··· Dataset ···
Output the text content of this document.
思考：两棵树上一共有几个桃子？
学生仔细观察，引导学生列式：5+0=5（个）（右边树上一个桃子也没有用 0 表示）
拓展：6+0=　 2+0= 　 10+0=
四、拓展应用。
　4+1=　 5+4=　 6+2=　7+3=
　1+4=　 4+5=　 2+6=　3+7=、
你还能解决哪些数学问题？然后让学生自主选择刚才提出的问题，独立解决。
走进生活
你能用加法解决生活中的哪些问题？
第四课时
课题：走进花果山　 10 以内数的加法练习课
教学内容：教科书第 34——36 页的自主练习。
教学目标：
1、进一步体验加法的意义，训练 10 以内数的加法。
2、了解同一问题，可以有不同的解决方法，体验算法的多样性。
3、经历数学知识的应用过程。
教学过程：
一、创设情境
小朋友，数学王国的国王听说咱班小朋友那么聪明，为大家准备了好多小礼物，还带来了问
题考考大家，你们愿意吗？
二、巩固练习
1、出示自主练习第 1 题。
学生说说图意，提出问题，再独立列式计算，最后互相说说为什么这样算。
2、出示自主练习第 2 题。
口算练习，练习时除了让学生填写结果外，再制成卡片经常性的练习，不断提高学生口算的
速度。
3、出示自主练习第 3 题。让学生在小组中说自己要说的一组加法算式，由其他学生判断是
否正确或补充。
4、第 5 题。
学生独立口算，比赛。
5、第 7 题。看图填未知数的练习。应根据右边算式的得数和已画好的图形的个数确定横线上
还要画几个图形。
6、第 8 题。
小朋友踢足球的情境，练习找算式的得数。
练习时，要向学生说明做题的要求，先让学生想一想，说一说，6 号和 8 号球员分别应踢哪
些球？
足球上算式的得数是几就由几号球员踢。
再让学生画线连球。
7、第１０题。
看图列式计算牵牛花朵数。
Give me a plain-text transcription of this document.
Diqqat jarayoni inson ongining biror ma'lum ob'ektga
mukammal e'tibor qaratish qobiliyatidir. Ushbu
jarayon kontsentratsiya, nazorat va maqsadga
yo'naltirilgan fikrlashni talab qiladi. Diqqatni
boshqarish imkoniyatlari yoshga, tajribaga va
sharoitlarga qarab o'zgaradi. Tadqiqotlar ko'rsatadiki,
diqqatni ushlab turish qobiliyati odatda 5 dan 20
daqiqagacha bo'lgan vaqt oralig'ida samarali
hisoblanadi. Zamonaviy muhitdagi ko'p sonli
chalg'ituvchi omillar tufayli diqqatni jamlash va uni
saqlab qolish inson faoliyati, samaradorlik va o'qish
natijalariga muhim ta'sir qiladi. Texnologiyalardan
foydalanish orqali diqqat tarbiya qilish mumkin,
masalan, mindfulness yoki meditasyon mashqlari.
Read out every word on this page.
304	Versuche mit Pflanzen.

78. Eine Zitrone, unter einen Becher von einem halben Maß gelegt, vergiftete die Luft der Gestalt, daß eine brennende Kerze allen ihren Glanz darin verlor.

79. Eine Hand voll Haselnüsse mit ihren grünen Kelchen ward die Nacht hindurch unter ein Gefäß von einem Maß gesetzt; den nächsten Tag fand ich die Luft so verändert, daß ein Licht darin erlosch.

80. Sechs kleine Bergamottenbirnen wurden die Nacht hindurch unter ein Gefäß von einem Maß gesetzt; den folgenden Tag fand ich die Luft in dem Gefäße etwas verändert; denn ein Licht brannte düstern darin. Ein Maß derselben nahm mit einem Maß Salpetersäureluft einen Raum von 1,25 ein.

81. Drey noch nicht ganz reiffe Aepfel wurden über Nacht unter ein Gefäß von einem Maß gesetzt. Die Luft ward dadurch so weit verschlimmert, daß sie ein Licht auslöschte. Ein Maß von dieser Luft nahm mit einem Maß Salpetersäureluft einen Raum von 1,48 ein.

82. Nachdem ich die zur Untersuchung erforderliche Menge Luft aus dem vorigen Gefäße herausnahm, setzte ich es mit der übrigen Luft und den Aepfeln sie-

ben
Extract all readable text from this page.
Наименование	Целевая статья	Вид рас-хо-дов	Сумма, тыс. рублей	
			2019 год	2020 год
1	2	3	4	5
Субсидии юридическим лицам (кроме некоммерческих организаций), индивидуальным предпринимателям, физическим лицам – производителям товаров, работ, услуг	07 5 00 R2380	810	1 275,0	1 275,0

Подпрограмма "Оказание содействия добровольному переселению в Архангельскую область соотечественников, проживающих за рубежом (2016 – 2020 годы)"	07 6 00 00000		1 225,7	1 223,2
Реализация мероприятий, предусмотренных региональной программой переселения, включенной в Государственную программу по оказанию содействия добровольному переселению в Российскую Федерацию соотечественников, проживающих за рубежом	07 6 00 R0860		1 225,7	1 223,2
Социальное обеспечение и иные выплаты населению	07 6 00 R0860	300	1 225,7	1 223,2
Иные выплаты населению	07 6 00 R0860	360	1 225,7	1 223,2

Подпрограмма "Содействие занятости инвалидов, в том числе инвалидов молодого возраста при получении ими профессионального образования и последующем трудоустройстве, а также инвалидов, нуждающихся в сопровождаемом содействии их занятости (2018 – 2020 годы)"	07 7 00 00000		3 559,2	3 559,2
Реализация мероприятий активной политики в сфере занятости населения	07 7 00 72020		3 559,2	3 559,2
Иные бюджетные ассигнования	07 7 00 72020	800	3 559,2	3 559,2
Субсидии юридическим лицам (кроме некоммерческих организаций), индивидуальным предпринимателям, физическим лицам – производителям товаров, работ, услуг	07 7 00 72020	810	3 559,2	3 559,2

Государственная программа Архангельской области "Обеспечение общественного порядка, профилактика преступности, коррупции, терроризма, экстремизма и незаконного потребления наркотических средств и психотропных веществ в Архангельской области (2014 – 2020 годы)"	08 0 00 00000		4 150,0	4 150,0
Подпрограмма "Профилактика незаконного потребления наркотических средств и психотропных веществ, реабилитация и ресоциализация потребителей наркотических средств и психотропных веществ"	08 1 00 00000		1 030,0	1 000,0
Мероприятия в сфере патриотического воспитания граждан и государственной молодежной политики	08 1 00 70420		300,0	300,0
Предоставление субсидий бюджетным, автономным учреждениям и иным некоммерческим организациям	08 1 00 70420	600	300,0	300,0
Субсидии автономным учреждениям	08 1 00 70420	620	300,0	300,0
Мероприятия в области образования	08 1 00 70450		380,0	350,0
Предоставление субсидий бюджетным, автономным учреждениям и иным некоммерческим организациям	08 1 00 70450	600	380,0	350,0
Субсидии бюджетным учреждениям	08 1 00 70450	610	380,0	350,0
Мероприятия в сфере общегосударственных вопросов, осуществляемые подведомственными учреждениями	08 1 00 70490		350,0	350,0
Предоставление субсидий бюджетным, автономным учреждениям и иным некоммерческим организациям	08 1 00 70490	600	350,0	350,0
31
···
Every line above should be written out again exactly as it stands.

_Expected answer_
Output the text content of this document.
思考：两棵树上一共有几个桃子？
学生仔细观察，引导学生列式：5+0=5（个）（右边树上一个桃子也没有用 0 表示）
拓展：6+0=　 2+0= 　 10+0=
四、拓展应用。
　4+1=　 5+4=　 6+2=　7+3=
　1+4=　 4+5=　 2+6=　3+7=、
你还能解决哪些数学问题？然后让学生自主选择刚才提出的问题，独立解决。
走进生活
你能用加法解决生活中的哪些问题？
第四课时
课题：走进花果山　 10 以内数的加法练习课
教学内容：教科书第 34——36 页的自主练习。
教学目标：
1、进一步体验加法的意义，训练 10 以内数的加法。
2、了解同一问题，可以有不同的解决方法，体验算法的多样性。
3、经历数学知识的应用过程。
教学过程：
一、创设情境
小朋友，数学王国的国王听说咱班小朋友那么聪明，为大家准备了好多小礼物，还带来了问
题考考大家，你们愿意吗？
二、巩固练习
1、出示自主练习第 1 题。
学生说说图意，提出问题，再独立列式计算，最后互相说说为什么这样算。
2、出示自主练习第 2 题。
口算练习，练习时除了让学生填写结果外，再制成卡片经常性的练习，不断提高学生口算的
速度。
3、出示自主练习第 3 题。让学生在小组中说自己要说的一组加法算式，由其他学生判断是
否正确或补充。
4、第 5 题。
学生独立口算，比赛。
5、第 7 题。看图填未知数的练习。应根据右边算式的得数和已画好的图形的个数确定横线上
还要画几个图形。
6、第 8 题。
小朋友踢足球的情境，练习找算式的得数。
练习时，要向学生说明做题的要求，先让学生想一想，说一说，6 号和 8 号球员分别应踢哪
些球？
足球上算式的得数是几就由几号球员踢。
再让学生画线连球。
7、第１０题。
看图列式计算牵牛花朵数。
Give me a plain-text transcription of this document.
Diqqat jarayoni inson ongining biror ma'lum ob'ektga
mukammal e'tibor qaratish qobiliyatidir. Ushbu
jarayon kontsentratsiya, nazorat va maqsadga
yo'naltirilgan fikrlashni talab qiladi. Diqqatni
boshqarish imkoniyatlari yoshga, tajribaga va
sharoitlarga qarab o'zgaradi. Tadqiqotlar ko'rsatadiki,
diqqatni ushlab turish qobiliyati odatda 5 dan 20
daqiqagacha bo'lgan vaqt oralig'ida samarali
hisoblanadi. Zamonaviy muhitdagi ko'p sonli
chalg'ituvchi omillar tufayli diqqatni jamlash va uni
saqlab qolish inson faoliyati, samaradorlik va o'qish
natijalariga muhim ta'sir qiladi. Texnologiyalardan
foydalanish orqali diqqat tarbiya qilish mumkin,
masalan, mindfulness yoki meditasyon mashqlari.
Read out every word on this page.
304	Versuche mit Pflanzen.

78. Eine Zitrone, unter einen Becher von einem halben Maß gelegt, vergiftete die Luft der Gestalt, daß eine brennende Kerze allen ihren Glanz darin verlor.

79. Eine Hand voll Haselnüsse mit ihren grünen Kelchen ward die Nacht hindurch unter ein Gefäß von einem Maß gesetzt; den nächsten Tag fand ich die Luft so verändert, daß ein Licht darin erlosch.

80. Sechs kleine Bergamottenbirnen wurden die Nacht hindurch unter ein Gefäß von einem Maß gesetzt; den folgenden Tag fand ich die Luft in dem Gefäße etwas verändert; denn ein Licht brannte düstern darin. Ein Maß derselben nahm mit einem Maß Salpetersäureluft einen Raum von 1,25 ein.

81. Drey noch nicht ganz reiffe Aepfel wurden über Nacht unter ein Gefäß von einem Maß gesetzt. Die Luft ward dadurch so weit verschlimmert, daß sie ein Licht auslöschte. Ein Maß von dieser Luft nahm mit einem Maß Salpetersäureluft einen Raum von 1,48 ein.

82. Nachdem ich die zur Untersuchung erforderliche Menge Luft aus dem vorigen Gefäße herausnahm, setzte ich es mit der übrigen Luft und den Aepfeln sie-

ben
Extract all readable text from this page.
Наименование	Целевая статья	Вид рас-хо-дов	Сумма, тыс. рублей	
			2019 год	2020 год
1	2	3	4	5
Субсидии юридическим лицам (кроме некоммерческих организаций), индивидуальным предпринимателям, физическим лицам – производителям товаров, работ, услуг	07 5 00 R2380	810	1 275,0	1 275,0

Подпрограмма "Оказание содействия добровольному переселению в Архангельскую область соотечественников, проживающих за рубежом (2016 – 2020 годы)"	07 6 00 00000		1 225,7	1 223,2
Реализация мероприятий, предусмотренных региональной программой переселения, включенной в Государственную программу по оказанию содействия добровольному переселению в Российскую Федерацию соотечественников, проживающих за рубежом	07 6 00 R0860		1 225,7	1 223,2
Социальное обеспечение и иные выплаты населению	07 6 00 R0860	300	1 225,7	1 223,2
Иные выплаты населению	07 6 00 R0860	360	1 225,7	1 223,2

Подпрограмма "Содействие занятости инвалидов, в том числе инвалидов молодого возраста при получении ими профессионального образования и последующем трудоустройстве, а также инвалидов, нуждающихся в сопровождаемом содействии их занятости (2018 – 2020 годы)"	07 7 00 00000		3 559,2	3 559,2
Реализация мероприятий активной политики в сфере занятости населения	07 7 00 72020		3 559,2	3 559,2
Иные бюджетные ассигнования	07 7 00 72020	800	3 559,2	3 559,2
Субсидии юридическим лицам (кроме некоммерческих организаций), индивидуальным предпринимателям, физическим лицам – производителям товаров, работ, услуг	07 7 00 72020	810	3 559,2	3 559,2

Государственная программа Архангельской области "Обеспечение общественного порядка, профилактика преступности, коррупции, терроризма, экстремизма и незаконного потребления наркотических средств и психотропных веществ в Архангельской области (2014 – 2020 годы)"	08 0 00 00000		4 150,0	4 150,0
Подпрограмма "Профилактика незаконного потребления наркотических средств и психотропных веществ, реабилитация и ресоциализация потребителей наркотических средств и психотропных веществ"	08 1 00 00000		1 030,0	1 000,0
Мероприятия в сфере патриотического воспитания граждан и государственной молодежной политики	08 1 00 70420		300,0	300,0
Предоставление субсидий бюджетным, автономным учреждениям и иным некоммерческим организациям	08 1 00 70420	600	300,0	300,0
Субсидии автономным учреждениям	08 1 00 70420	620	300,0	300,0
Мероприятия в области образования	08 1 00 70450		380,0	350,0
Предоставление субсидий бюджетным, автономным учреждениям и иным некоммерческим организациям	08 1 00 70450	600	380,0	350,0
Субсидии бюджетным учреждениям	08 1 00 70450	610	380,0	350,0
Мероприятия в сфере общегосударственных вопросов, осуществляемые подведомственными учреждениями	08 1 00 70490		350,0	350,0
Предоставление субсидий бюджетным, автономным учреждениям и иным некоммерческим организациям	08 1 00 70490	600	350,0	350,0
31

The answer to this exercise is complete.